▶ [Objective]:
Write out all of the entries exactly as given.

▶ [Dataset extract]:
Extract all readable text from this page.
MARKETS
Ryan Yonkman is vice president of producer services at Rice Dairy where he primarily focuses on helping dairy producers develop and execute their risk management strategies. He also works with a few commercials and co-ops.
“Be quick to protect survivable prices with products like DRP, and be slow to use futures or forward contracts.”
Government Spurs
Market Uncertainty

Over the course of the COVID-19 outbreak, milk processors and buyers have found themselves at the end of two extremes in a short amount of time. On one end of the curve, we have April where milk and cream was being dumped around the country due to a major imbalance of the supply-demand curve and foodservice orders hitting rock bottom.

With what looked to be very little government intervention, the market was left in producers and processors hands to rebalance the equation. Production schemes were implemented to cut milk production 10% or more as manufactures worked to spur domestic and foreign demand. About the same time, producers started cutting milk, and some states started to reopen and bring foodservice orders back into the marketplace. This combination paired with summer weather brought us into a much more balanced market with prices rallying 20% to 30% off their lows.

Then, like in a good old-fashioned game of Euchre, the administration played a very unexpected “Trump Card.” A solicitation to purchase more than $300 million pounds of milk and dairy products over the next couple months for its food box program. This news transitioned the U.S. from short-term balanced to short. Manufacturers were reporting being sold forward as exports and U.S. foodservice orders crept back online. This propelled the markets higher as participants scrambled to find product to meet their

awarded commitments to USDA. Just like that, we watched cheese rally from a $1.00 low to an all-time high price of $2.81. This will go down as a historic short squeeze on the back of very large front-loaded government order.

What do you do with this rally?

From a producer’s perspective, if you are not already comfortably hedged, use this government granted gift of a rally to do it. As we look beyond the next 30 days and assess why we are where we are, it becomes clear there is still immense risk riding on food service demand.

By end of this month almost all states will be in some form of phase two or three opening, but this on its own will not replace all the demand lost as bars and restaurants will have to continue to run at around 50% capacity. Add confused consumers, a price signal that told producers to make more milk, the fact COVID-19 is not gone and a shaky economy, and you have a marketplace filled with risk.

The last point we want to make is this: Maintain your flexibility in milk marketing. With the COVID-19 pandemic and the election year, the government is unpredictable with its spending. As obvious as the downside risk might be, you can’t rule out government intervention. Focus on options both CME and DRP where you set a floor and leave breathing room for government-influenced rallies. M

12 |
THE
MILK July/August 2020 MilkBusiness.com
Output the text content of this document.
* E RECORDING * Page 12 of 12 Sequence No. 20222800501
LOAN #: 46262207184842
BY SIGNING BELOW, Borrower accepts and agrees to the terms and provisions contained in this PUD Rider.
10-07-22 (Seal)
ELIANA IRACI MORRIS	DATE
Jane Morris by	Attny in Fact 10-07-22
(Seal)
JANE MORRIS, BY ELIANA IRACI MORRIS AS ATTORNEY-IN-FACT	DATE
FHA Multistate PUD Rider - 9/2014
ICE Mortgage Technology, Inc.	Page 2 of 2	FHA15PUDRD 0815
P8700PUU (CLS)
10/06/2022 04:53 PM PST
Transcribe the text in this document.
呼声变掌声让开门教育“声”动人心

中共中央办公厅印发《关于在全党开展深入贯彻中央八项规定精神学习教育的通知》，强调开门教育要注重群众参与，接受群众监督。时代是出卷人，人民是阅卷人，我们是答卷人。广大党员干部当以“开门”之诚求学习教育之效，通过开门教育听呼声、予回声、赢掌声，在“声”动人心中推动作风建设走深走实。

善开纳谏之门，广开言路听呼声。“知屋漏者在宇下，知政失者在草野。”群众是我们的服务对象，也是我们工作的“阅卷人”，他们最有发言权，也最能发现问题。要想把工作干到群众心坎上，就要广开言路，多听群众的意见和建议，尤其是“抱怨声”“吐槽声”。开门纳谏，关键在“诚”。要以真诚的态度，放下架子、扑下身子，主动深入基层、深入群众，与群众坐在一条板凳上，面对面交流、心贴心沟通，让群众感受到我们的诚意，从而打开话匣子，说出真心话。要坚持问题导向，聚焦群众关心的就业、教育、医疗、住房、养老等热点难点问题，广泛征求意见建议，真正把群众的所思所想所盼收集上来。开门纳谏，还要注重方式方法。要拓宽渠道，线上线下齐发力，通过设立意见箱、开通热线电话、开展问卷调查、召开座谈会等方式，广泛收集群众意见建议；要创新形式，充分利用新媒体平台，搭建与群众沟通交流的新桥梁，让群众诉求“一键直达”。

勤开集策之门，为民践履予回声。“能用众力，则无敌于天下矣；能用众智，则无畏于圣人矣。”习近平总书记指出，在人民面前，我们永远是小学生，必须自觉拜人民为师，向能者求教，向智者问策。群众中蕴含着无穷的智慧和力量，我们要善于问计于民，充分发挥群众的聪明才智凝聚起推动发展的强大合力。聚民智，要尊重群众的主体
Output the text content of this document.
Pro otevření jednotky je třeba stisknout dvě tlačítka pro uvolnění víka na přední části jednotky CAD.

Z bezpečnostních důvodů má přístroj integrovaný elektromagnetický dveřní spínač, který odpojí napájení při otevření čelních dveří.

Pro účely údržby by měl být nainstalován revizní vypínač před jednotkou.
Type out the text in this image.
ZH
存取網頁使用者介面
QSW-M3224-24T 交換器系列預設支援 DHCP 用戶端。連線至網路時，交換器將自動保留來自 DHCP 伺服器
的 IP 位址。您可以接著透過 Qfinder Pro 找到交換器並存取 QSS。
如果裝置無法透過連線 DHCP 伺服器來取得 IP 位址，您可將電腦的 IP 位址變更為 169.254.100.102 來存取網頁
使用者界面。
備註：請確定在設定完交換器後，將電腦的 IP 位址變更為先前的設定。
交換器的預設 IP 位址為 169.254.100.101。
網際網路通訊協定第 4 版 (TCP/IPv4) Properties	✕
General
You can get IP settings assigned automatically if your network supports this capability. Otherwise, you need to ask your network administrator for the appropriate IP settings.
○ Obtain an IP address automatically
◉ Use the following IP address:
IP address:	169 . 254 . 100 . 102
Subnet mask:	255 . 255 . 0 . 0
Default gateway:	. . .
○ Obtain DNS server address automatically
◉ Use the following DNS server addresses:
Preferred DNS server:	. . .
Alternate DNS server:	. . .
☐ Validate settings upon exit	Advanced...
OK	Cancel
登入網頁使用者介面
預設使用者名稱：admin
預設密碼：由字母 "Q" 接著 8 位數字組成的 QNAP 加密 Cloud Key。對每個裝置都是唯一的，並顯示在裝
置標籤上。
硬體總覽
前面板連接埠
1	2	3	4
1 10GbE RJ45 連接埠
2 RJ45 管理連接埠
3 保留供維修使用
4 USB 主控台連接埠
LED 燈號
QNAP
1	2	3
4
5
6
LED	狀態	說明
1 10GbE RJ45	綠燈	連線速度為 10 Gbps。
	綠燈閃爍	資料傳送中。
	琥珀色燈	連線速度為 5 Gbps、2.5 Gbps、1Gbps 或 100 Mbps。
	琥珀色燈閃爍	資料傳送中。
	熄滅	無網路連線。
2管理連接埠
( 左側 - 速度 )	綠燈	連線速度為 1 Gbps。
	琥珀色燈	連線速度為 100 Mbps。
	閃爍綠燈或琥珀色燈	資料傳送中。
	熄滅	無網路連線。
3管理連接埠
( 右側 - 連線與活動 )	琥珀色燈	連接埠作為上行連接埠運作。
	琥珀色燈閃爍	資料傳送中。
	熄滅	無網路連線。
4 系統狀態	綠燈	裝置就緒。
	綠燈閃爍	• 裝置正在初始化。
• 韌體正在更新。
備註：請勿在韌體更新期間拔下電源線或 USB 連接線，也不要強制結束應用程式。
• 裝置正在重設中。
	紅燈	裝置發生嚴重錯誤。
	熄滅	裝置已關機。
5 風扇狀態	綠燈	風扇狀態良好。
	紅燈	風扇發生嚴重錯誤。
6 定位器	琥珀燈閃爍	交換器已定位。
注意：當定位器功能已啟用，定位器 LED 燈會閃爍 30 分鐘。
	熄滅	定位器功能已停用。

▶ [Worked answer]:
Extract all readable text from this page.
MARKETS
Ryan Yonkman is vice president of producer services at Rice Dairy where he primarily focuses on helping dairy producers develop and execute their risk management strategies. He also works with a few commercials and co-ops.
“Be quick to protect survivable prices with products like DRP, and be slow to use futures or forward contracts.”
Government Spurs
Market Uncertainty

Over the course of the COVID-19 outbreak, milk processors and buyers have found themselves at the end of two extremes in a short amount of time. On one end of the curve, we have April where milk and cream was being dumped around the country due to a major imbalance of the supply-demand curve and foodservice orders hitting rock bottom.

With what looked to be very little government intervention, the market was left in producers and processors hands to rebalance the equation. Production schemes were implemented to cut milk production 10% or more as manufactures worked to spur domestic and foreign demand. About the same time, producers started cutting milk, and some states started to reopen and bring foodservice orders back into the marketplace. This combination paired with summer weather brought us into a much more balanced market with prices rallying 20% to 30% off their lows.

Then, like in a good old-fashioned game of Euchre, the administration played a very unexpected “Trump Card.” A solicitation to purchase more than $300 million pounds of milk and dairy products over the next couple months for its food box program. This news transitioned the U.S. from short-term balanced to short. Manufacturers were reporting being sold forward as exports and U.S. foodservice orders crept back online. This propelled the markets higher as participants scrambled to find product to meet their

awarded commitments to USDA. Just like that, we watched cheese rally from a $1.00 low to an all-time high price of $2.81. This will go down as a historic short squeeze on the back of very large front-loaded government order.

What do you do with this rally?

From a producer’s perspective, if you are not already comfortably hedged, use this government granted gift of a rally to do it. As we look beyond the next 30 days and assess why we are where we are, it becomes clear there is still immense risk riding on food service demand.

By end of this month almost all states will be in some form of phase two or three opening, but this on its own will not replace all the demand lost as bars and restaurants will have to continue to run at around 50% capacity. Add confused consumers, a price signal that told producers to make more milk, the fact COVID-19 is not gone and a shaky economy, and you have a marketplace filled with risk.

The last point we want to make is this: Maintain your flexibility in milk marketing. With the COVID-19 pandemic and the election year, the government is unpredictable with its spending. As obvious as the downside risk might be, you can’t rule out government intervention. Focus on options both CME and DRP where you set a floor and leave breathing room for government-influenced rallies. M

12 |
THE
MILK July/August 2020 MilkBusiness.com
Output the text content of this document.
* E RECORDING * Page 12 of 12 Sequence No. 20222800501
LOAN #: 46262207184842
BY SIGNING BELOW, Borrower accepts and agrees to the terms and provisions contained in this PUD Rider.
10-07-22 (Seal)
ELIANA IRACI MORRIS	DATE
Jane Morris by	Attny in Fact 10-07-22
(Seal)
JANE MORRIS, BY ELIANA IRACI MORRIS AS ATTORNEY-IN-FACT	DATE
FHA Multistate PUD Rider - 9/2014
ICE Mortgage Technology, Inc.	Page 2 of 2	FHA15PUDRD 0815
P8700PUU (CLS)
10/06/2022 04:53 PM PST
Transcribe the text in this document.
呼声变掌声让开门教育“声”动人心

中共中央办公厅印发《关于在全党开展深入贯彻中央八项规定精神学习教育的通知》，强调开门教育要注重群众参与，接受群众监督。时代是出卷人，人民是阅卷人，我们是答卷人。广大党员干部当以“开门”之诚求学习教育之效，通过开门教育听呼声、予回声、赢掌声，在“声”动人心中推动作风建设走深走实。

善开纳谏之门，广开言路听呼声。“知屋漏者在宇下，知政失者在草野。”群众是我们的服务对象，也是我们工作的“阅卷人”，他们最有发言权，也最能发现问题。要想把工作干到群众心坎上，就要广开言路，多听群众的意见和建议，尤其是“抱怨声”“吐槽声”。开门纳谏，关键在“诚”。要以真诚的态度，放下架子、扑下身子，主动深入基层、深入群众，与群众坐在一条板凳上，面对面交流、心贴心沟通，让群众感受到我们的诚意，从而打开话匣子，说出真心话。要坚持问题导向，聚焦群众关心的就业、教育、医疗、住房、养老等热点难点问题，广泛征求意见建议，真正把群众的所思所想所盼收集上来。开门纳谏，还要注重方式方法。要拓宽渠道，线上线下齐发力，通过设立意见箱、开通热线电话、开展问卷调查、召开座谈会等方式，广泛收集群众意见建议；要创新形式，充分利用新媒体平台，搭建与群众沟通交流的新桥梁，让群众诉求“一键直达”。

勤开集策之门，为民践履予回声。“能用众力，则无敌于天下矣；能用众智，则无畏于圣人矣。”习近平总书记指出，在人民面前，我们永远是小学生，必须自觉拜人民为师，向能者求教，向智者问策。群众中蕴含着无穷的智慧和力量，我们要善于问计于民，充分发挥群众的聪明才智凝聚起推动发展的强大合力。聚民智，要尊重群众的主体
Output the text content of this document.
Pro otevření jednotky je třeba stisknout dvě tlačítka pro uvolnění víka na přední části jednotky CAD.

Z bezpečnostních důvodů má přístroj integrovaný elektromagnetický dveřní spínač, který odpojí napájení při otevření čelních dveří.

Pro účely údržby by měl být nainstalován revizní vypínač před jednotkou.
Type out the text in this image.
ZH
存取網頁使用者介面
QSW-M3224-24T 交換器系列預設支援 DHCP 用戶端。連線至網路時，交換器將自動保留來自 DHCP 伺服器
的 IP 位址。您可以接著透過 Qfinder Pro 找到交換器並存取 QSS。
如果裝置無法透過連線 DHCP 伺服器來取得 IP 位址，您可將電腦的 IP 位址變更為 169.254.100.102 來存取網頁
使用者界面。
備註：請確定在設定完交換器後，將電腦的 IP 位址變更為先前的設定。
交換器的預設 IP 位址為 169.254.100.101。
網際網路通訊協定第 4 版 (TCP/IPv4) Properties	✕
General
You can get IP settings assigned automatically if your network supports this capability. Otherwise, you need to ask your network administrator for the appropriate IP settings.
○ Obtain an IP address automatically
◉ Use the following IP address:
IP address:	169 . 254 . 100 . 102
Subnet mask:	255 . 255 . 0 . 0
Default gateway:	. . .
○ Obtain DNS server address automatically
◉ Use the following DNS server addresses:
Preferred DNS server:	. . .
Alternate DNS server:	. . .
☐ Validate settings upon exit	Advanced...
OK	Cancel
登入網頁使用者介面
預設使用者名稱：admin
預設密碼：由字母 "Q" 接著 8 位數字組成的 QNAP 加密 Cloud Key。對每個裝置都是唯一的，並顯示在裝
置標籤上。
硬體總覽
前面板連接埠
1	2	3	4
1 10GbE RJ45 連接埠
2 RJ45 管理連接埠
3 保留供維修使用
4 USB 主控台連接埠
LED 燈號
QNAP
1	2	3
4
5
6
LED	狀態	說明
1 10GbE RJ45	綠燈	連線速度為 10 Gbps。
	綠燈閃爍	資料傳送中。
	琥珀色燈	連線速度為 5 Gbps、2.5 Gbps、1Gbps 或 100 Mbps。
	琥珀色燈閃爍	資料傳送中。
	熄滅	無網路連線。
2管理連接埠
( 左側 - 速度 )	綠燈	連線速度為 1 Gbps。
	琥珀色燈	連線速度為 100 Mbps。
	閃爍綠燈或琥珀色燈	資料傳送中。
	熄滅	無網路連線。
3管理連接埠
( 右側 - 連線與活動 )	琥珀色燈	連接埠作為上行連接埠運作。
	琥珀色燈閃爍	資料傳送中。
	熄滅	無網路連線。
4 系統狀態	綠燈	裝置就緒。
	綠燈閃爍	• 裝置正在初始化。
• 韌體正在更新。
備註：請勿在韌體更新期間拔下電源線或 USB 連接線，也不要強制結束應用程式。
• 裝置正在重設中。
	紅燈	裝置發生嚴重錯誤。
	熄滅	裝置已關機。
5 風扇狀態	綠燈	風扇狀態良好。
	紅燈	風扇發生嚴重錯誤。
6 定位器	琥珀燈閃爍	交換器已定位。
注意：當定位器功能已啟用，定位器 LED 燈會閃爍 30 分鐘。
	熄滅	定位器功能已停用。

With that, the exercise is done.